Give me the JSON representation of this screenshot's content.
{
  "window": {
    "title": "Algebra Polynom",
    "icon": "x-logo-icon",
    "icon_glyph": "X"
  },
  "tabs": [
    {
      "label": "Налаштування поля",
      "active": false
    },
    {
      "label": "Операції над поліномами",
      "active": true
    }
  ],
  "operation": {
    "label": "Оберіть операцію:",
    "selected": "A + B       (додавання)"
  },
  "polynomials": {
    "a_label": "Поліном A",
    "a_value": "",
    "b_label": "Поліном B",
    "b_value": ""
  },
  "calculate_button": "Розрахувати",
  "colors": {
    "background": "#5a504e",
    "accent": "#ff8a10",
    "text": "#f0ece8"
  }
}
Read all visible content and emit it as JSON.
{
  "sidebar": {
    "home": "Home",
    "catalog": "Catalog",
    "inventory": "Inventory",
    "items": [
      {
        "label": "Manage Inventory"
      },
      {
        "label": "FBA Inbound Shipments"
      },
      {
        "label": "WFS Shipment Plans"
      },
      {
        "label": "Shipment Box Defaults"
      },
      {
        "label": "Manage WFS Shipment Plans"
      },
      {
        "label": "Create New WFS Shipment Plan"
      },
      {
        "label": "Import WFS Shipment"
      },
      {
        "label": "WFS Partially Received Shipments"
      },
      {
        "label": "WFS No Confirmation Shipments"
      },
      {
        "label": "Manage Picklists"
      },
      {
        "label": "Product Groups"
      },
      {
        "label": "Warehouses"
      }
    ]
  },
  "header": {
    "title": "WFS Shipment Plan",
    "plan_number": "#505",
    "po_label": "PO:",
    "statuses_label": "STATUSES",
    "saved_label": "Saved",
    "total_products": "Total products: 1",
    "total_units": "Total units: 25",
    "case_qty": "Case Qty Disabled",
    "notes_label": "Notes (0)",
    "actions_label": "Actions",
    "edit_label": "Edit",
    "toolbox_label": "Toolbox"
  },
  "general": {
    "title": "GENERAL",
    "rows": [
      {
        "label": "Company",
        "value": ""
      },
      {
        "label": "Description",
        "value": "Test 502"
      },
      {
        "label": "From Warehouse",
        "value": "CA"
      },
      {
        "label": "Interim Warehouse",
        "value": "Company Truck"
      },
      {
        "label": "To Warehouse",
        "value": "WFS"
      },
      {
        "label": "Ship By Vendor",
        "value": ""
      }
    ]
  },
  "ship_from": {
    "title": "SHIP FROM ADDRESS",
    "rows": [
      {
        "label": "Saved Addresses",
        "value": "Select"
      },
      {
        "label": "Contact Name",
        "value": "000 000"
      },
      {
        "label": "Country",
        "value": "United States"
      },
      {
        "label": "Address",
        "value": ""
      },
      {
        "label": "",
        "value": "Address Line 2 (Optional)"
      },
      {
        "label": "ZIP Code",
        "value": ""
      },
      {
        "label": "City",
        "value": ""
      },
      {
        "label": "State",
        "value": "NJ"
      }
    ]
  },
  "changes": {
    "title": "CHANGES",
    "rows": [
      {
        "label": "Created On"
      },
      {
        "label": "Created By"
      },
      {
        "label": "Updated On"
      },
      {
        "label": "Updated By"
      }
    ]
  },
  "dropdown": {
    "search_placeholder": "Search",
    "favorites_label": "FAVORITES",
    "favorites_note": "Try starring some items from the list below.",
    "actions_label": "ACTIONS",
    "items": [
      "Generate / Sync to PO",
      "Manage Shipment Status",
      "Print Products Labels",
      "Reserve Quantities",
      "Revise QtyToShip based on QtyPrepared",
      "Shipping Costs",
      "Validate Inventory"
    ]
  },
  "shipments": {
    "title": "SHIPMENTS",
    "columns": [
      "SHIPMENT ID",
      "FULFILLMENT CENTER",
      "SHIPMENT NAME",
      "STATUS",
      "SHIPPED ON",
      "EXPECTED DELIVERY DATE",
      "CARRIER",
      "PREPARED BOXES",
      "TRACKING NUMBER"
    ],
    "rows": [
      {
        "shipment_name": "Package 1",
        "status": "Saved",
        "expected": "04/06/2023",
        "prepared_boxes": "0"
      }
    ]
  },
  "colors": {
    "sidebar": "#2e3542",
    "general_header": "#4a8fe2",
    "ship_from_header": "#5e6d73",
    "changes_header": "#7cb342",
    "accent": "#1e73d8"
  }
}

_TASK TO CARRY OUT:_ Repeat the whole listing exactly, keeping every line intact.

_WRITTEN REPLY:_
Give me the JSON representation of this screenshot's content.
{
  "window": {
    "title": "Algebra Polynom",
    "icon": "x-logo-icon",
    "icon_glyph": "X"
  },
  "tabs": [
    {
      "label": "Налаштування поля",
      "active": false
    },
    {
      "label": "Операції над поліномами",
      "active": true
    }
  ],
  "operation": {
    "label": "Оберіть операцію:",
    "selected": "A + B       (додавання)"
  },
  "polynomials": {
    "a_label": "Поліном A",
    "a_value": "",
    "b_label": "Поліном B",
    "b_value": ""
  },
  "calculate_button": "Розрахувати",
  "colors": {
    "background": "#5a504e",
    "accent": "#ff8a10",
    "text": "#f0ece8"
  }
}
Read all visible content and emit it as JSON.
{
  "sidebar": {
    "home": "Home",
    "catalog": "Catalog",
    "inventory": "Inventory",
    "items": [
      {
        "label": "Manage Inventory"
      },
      {
        "label": "FBA Inbound Shipments"
      },
      {
        "label": "WFS Shipment Plans"
      },
      {
        "label": "Shipment Box Defaults"
      },
      {
        "label": "Manage WFS Shipment Plans"
      },
      {
        "label": "Create New WFS Shipment Plan"
      },
      {
        "label": "Import WFS Shipment"
      },
      {
        "label": "WFS Partially Received Shipments"
      },
      {
        "label": "WFS No Confirmation Shipments"
      },
      {
        "label": "Manage Picklists"
      },
      {
        "label": "Product Groups"
      },
      {
        "label": "Warehouses"
      }
    ]
  },
  "header": {
    "title": "WFS Shipment Plan",
    "plan_number": "#505",
    "po_label": "PO:",
    "statuses_label": "STATUSES",
    "saved_label": "Saved",
    "total_products": "Total products: 1",
    "total_units": "Total units: 25",
    "case_qty": "Case Qty Disabled",
    "notes_label": "Notes (0)",
    "actions_label": "Actions",
    "edit_label": "Edit",
    "toolbox_label": "Toolbox"
  },
  "general": {
    "title": "GENERAL",
    "rows": [
      {
        "label": "Company",
        "value": ""
      },
      {
        "label": "Description",
        "value": "Test 502"
      },
      {
        "label": "From Warehouse",
        "value": "CA"
      },
      {
        "label": "Interim Warehouse",
        "value": "Company Truck"
      },
      {
        "label": "To Warehouse",
        "value": "WFS"
      },
      {
        "label": "Ship By Vendor",
        "value": ""
      }
    ]
  },
  "ship_from": {
    "title": "SHIP FROM ADDRESS",
    "rows": [
      {
        "label": "Saved Addresses",
        "value": "Select"
      },
      {
        "label": "Contact Name",
        "value": "000 000"
      },
      {
        "label": "Country",
        "value": "United States"
      },
      {
        "label": "Address",
        "value": ""
      },
      {
        "label": "",
        "value": "Address Line 2 (Optional)"
      },
      {
        "label": "ZIP Code",
        "value": ""
      },
      {
        "label": "City",
        "value": ""
      },
      {
        "label": "State",
        "value": "NJ"
      }
    ]
  },
  "changes": {
    "title": "CHANGES",
    "rows": [
      {
        "label": "Created On"
      },
      {
        "label": "Created By"
      },
      {
        "label": "Updated On"
      },
      {
        "label": "Updated By"
      }
    ]
  },
  "dropdown": {
    "search_placeholder": "Search",
    "favorites_label": "FAVORITES",
    "favorites_note": "Try starring some items from the list below.",
    "actions_label": "ACTIONS",
    "items": [
      "Generate / Sync to PO",
      "Manage Shipment Status",
      "Print Products Labels",
      "Reserve Quantities",
      "Revise QtyToShip based on QtyPrepared",
      "Shipping Costs",
      "Validate Inventory"
    ]
  },
  "shipments": {
    "title": "SHIPMENTS",
    "columns": [
      "SHIPMENT ID",
      "FULFILLMENT CENTER",
      "SHIPMENT NAME",
      "STATUS",
      "SHIPPED ON",
      "EXPECTED DELIVERY DATE",
      "CARRIER",
      "PREPARED BOXES",
      "TRACKING NUMBER"
    ],
    "rows": [
      {
        "shipment_name": "Package 1",
        "status": "Saved",
        "expected": "04/06/2023",
        "prepared_boxes": "0"
      }
    ]
  },
  "colors": {
    "sidebar": "#2e3542",
    "general_header": "#4a8fe2",
    "ship_from_header": "#5e6d73",
    "changes_header": "#7cb342",
    "accent": "#1e73d8"
  }
}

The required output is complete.